_Problem:_ Rename "data-point" as "marker" in the lines running from the start of the records through the line with "data-point (508, 656, 523, 671)". Give those lines back with nothing else changed.

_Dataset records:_
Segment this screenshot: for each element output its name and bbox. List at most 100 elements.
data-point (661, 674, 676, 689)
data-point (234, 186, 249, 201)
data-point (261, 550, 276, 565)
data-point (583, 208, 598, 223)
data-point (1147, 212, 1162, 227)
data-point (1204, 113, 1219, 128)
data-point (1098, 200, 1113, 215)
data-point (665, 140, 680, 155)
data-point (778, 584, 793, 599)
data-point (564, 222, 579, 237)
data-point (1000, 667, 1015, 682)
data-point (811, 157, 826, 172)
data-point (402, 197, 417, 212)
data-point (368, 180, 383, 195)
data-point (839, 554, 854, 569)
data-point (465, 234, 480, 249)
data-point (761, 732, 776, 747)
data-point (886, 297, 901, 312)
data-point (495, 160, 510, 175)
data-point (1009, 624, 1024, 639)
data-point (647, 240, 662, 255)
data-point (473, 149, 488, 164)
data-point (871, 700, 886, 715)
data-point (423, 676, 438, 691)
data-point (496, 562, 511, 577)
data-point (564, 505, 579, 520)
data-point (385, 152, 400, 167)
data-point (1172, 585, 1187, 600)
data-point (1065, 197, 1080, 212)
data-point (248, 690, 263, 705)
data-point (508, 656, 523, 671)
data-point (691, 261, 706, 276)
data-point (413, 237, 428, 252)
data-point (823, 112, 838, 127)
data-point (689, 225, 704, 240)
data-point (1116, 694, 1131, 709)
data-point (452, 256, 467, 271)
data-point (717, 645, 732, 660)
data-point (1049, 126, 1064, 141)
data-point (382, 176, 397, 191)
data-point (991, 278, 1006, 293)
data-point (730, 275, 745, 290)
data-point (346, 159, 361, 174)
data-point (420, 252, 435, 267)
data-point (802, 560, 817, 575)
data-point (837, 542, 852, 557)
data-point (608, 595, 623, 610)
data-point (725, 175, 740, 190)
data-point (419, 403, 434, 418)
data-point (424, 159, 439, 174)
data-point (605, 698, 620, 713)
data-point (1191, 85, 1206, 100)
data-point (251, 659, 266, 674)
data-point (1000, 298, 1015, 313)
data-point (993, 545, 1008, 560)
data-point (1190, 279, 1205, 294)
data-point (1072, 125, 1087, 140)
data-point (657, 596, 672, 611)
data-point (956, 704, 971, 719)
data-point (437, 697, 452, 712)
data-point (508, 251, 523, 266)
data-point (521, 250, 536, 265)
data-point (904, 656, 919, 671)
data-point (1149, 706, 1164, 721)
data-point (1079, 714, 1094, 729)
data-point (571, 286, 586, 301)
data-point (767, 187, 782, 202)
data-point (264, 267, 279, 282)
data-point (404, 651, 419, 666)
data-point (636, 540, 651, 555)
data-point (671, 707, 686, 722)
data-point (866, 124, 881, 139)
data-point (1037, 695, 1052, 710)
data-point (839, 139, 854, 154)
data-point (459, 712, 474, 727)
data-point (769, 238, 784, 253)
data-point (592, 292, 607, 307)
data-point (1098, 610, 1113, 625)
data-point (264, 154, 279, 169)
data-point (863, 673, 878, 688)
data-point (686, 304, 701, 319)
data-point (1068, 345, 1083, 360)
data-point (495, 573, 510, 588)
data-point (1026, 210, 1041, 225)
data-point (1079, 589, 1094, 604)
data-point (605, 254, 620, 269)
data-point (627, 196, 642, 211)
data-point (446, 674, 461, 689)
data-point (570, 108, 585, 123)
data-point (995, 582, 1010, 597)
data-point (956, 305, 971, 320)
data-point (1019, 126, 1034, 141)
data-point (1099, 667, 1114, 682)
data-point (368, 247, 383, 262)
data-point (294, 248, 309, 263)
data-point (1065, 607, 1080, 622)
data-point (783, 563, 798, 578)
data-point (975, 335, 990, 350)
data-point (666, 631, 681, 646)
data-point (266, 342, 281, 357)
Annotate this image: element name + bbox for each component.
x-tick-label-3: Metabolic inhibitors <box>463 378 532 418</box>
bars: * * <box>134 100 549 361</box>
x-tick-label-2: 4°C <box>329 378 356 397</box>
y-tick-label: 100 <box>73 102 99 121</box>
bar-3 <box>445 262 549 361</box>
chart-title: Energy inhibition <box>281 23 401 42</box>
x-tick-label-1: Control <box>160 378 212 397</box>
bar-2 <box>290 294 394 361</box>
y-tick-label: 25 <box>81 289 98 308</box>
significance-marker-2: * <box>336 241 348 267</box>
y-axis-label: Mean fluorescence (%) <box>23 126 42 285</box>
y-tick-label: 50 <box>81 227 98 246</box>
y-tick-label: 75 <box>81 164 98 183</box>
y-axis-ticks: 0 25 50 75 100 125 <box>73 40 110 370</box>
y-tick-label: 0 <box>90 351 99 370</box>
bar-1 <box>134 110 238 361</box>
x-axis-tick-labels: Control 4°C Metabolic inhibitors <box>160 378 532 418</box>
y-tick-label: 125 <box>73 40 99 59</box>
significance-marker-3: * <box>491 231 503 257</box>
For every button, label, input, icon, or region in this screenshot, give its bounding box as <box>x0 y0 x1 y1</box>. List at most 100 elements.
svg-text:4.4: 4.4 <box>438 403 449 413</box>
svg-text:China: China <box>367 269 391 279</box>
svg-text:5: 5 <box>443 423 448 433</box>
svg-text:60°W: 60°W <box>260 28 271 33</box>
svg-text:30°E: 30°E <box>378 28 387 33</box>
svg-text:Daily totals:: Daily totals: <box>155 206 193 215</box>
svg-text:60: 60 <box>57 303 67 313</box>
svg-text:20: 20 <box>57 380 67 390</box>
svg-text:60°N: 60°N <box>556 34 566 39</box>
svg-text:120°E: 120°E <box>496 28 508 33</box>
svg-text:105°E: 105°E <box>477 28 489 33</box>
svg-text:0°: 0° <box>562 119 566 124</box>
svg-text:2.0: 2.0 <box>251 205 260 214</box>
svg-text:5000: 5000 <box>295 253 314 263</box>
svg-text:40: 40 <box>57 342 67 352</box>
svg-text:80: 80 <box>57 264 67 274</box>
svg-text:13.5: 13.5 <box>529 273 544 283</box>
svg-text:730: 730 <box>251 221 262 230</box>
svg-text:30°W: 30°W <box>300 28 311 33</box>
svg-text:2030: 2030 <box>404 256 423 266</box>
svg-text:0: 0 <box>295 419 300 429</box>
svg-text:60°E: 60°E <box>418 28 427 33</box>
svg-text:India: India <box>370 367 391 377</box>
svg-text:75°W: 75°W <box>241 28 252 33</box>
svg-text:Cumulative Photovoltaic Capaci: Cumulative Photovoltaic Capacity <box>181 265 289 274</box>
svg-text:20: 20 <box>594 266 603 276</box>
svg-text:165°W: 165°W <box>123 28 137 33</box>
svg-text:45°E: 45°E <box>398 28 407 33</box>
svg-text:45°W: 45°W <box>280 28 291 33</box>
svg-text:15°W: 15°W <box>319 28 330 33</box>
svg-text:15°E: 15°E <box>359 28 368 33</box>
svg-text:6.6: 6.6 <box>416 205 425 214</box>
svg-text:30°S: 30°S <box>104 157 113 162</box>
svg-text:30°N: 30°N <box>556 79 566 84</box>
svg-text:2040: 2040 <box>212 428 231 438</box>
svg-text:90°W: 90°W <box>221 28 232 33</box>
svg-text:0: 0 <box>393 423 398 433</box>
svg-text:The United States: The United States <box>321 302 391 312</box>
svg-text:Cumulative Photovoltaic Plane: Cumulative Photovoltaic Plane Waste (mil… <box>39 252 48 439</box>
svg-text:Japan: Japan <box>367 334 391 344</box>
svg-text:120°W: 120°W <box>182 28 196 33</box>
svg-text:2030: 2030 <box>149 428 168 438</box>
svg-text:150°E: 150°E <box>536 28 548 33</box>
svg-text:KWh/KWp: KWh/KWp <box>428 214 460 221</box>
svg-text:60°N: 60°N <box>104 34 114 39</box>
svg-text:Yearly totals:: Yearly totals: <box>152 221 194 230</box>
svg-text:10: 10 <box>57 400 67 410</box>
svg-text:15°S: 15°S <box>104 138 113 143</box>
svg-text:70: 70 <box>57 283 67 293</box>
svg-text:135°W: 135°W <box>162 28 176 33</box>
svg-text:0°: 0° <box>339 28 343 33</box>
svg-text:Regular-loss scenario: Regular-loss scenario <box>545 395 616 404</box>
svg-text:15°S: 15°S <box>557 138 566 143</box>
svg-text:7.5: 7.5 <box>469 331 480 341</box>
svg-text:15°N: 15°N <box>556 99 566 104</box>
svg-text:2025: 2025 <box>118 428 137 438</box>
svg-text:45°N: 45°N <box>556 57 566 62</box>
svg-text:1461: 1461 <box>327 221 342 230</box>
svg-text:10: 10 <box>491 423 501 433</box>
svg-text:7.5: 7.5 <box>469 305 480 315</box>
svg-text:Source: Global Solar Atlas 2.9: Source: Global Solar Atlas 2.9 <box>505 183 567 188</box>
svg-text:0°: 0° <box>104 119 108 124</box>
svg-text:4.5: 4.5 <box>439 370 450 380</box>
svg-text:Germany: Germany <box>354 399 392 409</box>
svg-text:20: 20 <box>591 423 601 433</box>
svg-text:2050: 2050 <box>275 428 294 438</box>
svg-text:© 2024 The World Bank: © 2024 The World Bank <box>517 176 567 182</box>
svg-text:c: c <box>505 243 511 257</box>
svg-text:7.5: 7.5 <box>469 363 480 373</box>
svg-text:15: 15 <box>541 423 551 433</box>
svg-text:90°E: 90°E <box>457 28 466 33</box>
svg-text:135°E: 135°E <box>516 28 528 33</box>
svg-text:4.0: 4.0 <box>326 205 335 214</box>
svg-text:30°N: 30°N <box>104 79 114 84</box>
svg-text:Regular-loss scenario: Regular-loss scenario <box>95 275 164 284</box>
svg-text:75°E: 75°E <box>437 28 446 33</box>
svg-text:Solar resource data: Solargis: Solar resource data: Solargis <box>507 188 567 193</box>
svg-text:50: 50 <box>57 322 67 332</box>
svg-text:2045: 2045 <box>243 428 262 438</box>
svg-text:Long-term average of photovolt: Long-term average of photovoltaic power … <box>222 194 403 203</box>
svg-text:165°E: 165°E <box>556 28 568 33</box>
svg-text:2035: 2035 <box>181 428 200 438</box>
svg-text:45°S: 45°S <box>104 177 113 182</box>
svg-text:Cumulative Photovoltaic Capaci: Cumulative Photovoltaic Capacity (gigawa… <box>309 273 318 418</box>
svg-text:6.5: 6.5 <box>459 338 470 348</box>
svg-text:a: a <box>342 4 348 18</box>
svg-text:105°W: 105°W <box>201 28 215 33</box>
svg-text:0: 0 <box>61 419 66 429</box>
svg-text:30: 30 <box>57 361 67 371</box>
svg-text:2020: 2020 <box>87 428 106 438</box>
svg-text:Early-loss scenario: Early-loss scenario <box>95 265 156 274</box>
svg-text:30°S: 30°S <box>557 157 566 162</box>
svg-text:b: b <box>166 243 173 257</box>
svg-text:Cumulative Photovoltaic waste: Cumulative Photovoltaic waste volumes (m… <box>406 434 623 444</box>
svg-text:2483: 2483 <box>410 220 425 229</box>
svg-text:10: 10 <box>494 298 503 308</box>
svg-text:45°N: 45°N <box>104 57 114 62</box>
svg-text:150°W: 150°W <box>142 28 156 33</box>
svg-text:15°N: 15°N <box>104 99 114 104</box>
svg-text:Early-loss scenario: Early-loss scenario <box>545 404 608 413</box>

_Solution below:_
Segment this screenshot: for each element output its name and bbox. List at most 100 elements.
marker (661, 674, 676, 689)
marker (234, 186, 249, 201)
marker (261, 550, 276, 565)
marker (583, 208, 598, 223)
marker (1147, 212, 1162, 227)
marker (1204, 113, 1219, 128)
marker (1098, 200, 1113, 215)
marker (665, 140, 680, 155)
marker (778, 584, 793, 599)
marker (564, 222, 579, 237)
marker (1000, 667, 1015, 682)
marker (811, 157, 826, 172)
marker (402, 197, 417, 212)
marker (368, 180, 383, 195)
marker (839, 554, 854, 569)
marker (465, 234, 480, 249)
marker (761, 732, 776, 747)
marker (886, 297, 901, 312)
marker (495, 160, 510, 175)
marker (1009, 624, 1024, 639)
marker (647, 240, 662, 255)
marker (473, 149, 488, 164)
marker (871, 700, 886, 715)
marker (423, 676, 438, 691)
marker (496, 562, 511, 577)
marker (564, 505, 579, 520)
marker (385, 152, 400, 167)
marker (1172, 585, 1187, 600)
marker (1065, 197, 1080, 212)
marker (248, 690, 263, 705)
marker (508, 656, 523, 671)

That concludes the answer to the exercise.